> THE REQUEST: Pull out every line in the data that has the string "grand" in it.

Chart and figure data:

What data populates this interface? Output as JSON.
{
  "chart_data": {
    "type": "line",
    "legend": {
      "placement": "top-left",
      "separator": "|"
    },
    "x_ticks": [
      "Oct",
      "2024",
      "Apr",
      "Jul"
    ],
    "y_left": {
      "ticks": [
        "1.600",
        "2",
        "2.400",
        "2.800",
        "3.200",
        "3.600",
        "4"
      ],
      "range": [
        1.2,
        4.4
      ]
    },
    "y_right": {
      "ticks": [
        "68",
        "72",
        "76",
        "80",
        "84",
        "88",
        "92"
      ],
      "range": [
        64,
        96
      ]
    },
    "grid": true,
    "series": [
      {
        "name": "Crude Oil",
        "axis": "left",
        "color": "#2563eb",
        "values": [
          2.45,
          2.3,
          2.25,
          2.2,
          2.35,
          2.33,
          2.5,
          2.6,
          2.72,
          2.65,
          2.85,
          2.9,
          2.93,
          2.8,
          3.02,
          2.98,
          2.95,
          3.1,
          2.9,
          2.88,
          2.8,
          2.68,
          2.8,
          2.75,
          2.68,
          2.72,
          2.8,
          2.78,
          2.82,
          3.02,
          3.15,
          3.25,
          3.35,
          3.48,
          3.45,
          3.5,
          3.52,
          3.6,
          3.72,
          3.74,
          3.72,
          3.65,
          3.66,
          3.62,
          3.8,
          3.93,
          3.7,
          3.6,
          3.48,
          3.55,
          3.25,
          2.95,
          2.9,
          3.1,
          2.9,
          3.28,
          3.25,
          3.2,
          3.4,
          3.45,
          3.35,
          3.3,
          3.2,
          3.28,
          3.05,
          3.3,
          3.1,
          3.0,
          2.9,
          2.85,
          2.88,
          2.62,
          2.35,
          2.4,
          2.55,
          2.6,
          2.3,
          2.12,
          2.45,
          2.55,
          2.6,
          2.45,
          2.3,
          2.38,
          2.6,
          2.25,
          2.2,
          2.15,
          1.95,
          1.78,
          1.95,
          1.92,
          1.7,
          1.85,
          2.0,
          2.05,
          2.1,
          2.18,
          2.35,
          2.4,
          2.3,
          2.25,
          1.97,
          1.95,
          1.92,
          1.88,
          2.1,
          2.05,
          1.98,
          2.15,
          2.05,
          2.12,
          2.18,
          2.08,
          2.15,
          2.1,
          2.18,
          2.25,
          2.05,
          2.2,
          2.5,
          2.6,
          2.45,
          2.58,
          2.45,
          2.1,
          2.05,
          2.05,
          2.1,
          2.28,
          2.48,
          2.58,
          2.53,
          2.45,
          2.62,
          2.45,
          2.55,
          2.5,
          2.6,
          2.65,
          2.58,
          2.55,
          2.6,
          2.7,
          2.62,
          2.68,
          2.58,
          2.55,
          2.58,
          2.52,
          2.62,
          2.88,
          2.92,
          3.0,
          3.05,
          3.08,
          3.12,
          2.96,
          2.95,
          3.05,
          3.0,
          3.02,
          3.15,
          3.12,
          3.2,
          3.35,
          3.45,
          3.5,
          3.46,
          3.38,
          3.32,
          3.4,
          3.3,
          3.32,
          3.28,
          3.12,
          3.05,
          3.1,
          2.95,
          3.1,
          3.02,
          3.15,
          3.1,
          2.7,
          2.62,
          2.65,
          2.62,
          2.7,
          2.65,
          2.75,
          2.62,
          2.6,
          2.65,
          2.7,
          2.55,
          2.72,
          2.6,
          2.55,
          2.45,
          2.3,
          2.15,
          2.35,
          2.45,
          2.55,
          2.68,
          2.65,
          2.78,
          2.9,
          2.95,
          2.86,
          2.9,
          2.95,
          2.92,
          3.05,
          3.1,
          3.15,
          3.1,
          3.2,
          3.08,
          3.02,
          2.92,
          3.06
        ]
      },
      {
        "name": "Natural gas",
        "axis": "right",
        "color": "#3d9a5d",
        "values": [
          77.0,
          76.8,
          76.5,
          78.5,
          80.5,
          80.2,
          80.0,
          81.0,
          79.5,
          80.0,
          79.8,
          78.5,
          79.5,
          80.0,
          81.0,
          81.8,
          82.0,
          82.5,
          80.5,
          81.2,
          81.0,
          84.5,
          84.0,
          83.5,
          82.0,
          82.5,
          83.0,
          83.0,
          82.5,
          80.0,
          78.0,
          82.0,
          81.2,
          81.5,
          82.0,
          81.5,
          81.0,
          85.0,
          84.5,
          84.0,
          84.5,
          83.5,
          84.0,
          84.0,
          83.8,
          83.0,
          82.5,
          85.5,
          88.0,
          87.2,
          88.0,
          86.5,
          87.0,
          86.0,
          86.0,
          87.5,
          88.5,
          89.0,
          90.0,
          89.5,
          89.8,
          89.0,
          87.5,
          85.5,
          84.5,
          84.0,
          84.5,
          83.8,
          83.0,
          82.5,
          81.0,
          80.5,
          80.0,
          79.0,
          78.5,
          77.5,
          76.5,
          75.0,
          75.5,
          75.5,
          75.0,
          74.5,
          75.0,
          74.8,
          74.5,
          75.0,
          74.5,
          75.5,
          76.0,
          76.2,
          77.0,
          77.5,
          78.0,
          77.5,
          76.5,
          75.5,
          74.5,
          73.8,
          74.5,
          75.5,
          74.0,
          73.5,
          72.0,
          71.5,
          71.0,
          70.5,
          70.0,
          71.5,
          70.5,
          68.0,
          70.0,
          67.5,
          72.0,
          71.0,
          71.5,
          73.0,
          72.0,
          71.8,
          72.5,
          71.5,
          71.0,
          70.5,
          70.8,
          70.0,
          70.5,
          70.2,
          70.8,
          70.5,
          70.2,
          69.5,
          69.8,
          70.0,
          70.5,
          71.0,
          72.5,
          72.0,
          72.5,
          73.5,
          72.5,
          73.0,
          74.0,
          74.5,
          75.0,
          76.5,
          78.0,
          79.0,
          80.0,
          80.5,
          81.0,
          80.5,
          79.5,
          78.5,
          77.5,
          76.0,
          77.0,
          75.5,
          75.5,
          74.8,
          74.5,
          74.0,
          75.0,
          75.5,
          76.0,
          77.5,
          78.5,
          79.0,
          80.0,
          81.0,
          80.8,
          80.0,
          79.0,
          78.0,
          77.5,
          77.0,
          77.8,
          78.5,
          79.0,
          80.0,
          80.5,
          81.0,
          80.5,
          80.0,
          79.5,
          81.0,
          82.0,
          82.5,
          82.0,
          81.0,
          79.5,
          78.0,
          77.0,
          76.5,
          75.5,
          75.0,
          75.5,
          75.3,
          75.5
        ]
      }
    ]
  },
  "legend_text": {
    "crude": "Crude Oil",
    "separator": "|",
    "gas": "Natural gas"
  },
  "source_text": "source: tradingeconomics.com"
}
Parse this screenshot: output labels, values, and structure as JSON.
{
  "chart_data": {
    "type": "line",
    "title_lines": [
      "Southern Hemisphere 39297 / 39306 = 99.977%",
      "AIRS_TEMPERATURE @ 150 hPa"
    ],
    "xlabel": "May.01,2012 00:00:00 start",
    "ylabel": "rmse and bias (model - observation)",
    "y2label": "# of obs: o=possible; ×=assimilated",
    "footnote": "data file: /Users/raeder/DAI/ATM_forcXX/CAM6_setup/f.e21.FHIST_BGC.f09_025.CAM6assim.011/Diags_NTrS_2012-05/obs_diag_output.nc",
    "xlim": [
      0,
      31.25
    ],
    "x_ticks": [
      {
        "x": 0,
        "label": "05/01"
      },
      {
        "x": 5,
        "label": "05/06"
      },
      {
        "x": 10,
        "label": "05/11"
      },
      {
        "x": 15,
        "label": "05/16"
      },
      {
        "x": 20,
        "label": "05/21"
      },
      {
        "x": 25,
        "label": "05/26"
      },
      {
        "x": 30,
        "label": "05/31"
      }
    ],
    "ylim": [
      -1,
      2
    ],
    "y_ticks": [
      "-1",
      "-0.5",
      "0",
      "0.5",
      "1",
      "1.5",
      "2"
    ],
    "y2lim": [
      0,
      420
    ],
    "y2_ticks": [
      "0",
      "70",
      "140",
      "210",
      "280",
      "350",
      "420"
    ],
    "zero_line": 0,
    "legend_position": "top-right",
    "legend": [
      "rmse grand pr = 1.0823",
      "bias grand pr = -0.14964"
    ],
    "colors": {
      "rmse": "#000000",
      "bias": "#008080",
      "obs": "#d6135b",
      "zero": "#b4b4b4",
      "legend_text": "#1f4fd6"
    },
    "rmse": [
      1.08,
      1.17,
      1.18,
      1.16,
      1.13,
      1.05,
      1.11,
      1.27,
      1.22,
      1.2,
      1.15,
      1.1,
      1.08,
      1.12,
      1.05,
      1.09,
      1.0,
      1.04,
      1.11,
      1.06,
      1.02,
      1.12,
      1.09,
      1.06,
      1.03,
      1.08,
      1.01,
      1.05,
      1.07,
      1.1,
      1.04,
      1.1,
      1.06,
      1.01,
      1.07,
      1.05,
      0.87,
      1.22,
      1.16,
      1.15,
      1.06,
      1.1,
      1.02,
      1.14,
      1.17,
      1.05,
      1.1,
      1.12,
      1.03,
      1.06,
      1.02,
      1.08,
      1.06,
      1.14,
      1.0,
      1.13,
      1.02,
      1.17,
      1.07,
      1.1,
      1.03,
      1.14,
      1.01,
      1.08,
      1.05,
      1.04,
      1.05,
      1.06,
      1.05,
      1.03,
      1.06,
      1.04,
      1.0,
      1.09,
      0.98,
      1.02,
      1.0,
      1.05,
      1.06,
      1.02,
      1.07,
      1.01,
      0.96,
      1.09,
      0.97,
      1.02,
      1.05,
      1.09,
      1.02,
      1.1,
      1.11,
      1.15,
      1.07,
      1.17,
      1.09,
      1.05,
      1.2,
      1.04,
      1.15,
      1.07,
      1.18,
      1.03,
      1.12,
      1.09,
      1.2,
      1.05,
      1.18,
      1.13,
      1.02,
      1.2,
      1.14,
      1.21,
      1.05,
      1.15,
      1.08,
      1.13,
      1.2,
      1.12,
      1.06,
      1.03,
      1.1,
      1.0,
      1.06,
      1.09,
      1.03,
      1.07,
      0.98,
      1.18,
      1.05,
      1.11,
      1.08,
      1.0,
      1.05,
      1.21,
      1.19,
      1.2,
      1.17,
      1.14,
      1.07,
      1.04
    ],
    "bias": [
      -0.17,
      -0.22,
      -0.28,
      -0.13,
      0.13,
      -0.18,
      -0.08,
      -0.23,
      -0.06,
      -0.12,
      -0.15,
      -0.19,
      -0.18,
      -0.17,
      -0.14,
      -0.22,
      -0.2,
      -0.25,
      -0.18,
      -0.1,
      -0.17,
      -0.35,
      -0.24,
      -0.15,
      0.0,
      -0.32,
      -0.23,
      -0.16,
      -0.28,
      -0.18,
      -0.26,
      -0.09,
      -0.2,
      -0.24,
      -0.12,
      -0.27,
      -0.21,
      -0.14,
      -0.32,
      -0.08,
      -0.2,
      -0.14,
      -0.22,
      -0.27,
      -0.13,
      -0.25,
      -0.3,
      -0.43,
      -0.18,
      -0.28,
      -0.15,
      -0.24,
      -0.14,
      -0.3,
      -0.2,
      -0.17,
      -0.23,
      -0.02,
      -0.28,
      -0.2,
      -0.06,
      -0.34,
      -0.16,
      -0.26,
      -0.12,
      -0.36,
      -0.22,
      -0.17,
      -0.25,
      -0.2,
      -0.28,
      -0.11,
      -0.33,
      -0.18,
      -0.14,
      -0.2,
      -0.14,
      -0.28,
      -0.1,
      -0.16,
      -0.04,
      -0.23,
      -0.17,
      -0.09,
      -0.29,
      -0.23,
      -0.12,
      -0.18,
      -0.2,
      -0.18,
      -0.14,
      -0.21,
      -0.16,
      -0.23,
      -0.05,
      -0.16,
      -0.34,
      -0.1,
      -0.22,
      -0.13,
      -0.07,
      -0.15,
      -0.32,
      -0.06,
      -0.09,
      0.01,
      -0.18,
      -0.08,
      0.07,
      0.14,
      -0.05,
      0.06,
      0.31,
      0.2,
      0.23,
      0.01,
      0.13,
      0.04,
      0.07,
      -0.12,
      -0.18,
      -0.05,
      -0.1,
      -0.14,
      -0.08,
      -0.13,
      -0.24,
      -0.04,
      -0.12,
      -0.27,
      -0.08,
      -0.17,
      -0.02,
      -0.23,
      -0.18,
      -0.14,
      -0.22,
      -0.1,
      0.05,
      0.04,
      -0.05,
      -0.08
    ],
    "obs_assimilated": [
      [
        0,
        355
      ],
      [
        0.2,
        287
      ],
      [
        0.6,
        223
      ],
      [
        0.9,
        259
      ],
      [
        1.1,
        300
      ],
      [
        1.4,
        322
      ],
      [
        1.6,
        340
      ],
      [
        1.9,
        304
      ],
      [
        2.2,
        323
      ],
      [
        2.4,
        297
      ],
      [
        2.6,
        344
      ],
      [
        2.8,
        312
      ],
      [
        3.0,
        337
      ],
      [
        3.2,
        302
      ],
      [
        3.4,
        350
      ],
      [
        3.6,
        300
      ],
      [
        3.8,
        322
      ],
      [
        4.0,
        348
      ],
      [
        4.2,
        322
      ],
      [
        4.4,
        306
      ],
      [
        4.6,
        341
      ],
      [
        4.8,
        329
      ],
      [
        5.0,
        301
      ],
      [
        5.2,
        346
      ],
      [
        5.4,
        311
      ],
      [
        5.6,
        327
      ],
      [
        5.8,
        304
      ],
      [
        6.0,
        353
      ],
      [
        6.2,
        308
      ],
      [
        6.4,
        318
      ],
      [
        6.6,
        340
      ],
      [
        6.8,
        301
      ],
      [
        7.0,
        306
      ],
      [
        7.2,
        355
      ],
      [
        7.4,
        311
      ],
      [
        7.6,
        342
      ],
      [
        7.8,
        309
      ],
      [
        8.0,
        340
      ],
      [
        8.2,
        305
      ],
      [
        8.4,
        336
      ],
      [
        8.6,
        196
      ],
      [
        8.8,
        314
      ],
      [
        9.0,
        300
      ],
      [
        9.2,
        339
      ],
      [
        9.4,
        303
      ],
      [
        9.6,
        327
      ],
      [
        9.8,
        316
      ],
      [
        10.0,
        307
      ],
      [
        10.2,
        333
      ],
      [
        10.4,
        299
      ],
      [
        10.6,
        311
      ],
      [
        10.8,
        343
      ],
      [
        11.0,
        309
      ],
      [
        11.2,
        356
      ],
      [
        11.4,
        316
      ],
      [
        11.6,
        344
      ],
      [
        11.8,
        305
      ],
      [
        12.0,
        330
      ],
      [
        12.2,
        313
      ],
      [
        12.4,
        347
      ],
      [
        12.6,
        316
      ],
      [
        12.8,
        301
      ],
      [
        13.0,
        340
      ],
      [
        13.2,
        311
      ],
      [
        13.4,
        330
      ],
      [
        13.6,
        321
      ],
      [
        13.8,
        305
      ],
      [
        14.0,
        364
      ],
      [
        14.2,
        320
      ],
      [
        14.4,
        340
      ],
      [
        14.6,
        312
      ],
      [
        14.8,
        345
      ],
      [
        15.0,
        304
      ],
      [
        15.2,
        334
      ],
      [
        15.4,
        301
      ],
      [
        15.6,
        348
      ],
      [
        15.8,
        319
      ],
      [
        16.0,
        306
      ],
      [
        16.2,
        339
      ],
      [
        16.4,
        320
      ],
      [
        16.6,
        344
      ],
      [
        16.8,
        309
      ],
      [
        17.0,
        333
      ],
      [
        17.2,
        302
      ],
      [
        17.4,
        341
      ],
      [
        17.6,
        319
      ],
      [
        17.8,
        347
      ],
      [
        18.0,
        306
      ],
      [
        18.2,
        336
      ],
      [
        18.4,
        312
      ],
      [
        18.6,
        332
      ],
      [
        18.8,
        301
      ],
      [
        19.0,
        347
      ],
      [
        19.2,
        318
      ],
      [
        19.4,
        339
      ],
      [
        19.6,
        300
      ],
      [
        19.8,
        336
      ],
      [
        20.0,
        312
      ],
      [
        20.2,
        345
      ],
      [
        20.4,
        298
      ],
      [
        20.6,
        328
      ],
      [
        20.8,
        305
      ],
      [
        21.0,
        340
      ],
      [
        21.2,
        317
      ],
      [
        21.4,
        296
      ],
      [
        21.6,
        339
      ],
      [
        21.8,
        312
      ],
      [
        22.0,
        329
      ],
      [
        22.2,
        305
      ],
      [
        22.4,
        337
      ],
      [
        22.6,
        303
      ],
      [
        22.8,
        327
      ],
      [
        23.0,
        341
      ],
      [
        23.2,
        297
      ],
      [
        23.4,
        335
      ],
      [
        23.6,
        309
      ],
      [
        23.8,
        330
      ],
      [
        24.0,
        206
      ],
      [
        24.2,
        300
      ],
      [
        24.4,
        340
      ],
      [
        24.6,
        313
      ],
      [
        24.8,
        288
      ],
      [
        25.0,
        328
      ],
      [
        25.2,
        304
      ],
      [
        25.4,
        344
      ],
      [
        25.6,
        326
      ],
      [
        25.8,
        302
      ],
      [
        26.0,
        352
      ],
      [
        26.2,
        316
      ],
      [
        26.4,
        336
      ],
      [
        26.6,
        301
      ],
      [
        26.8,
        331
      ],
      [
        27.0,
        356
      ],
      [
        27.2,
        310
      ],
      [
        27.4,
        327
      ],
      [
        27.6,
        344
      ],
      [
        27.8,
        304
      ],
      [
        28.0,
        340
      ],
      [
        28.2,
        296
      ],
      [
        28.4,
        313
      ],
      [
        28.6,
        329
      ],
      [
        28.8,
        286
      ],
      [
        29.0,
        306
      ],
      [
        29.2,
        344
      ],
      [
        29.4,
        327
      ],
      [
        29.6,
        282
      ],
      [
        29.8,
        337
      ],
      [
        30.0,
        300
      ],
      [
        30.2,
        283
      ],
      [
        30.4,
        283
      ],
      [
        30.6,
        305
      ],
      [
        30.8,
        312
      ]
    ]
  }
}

> THE REPLY:
      "rmse grand pr = 1.0823",
      "bias grand pr = -0.14964"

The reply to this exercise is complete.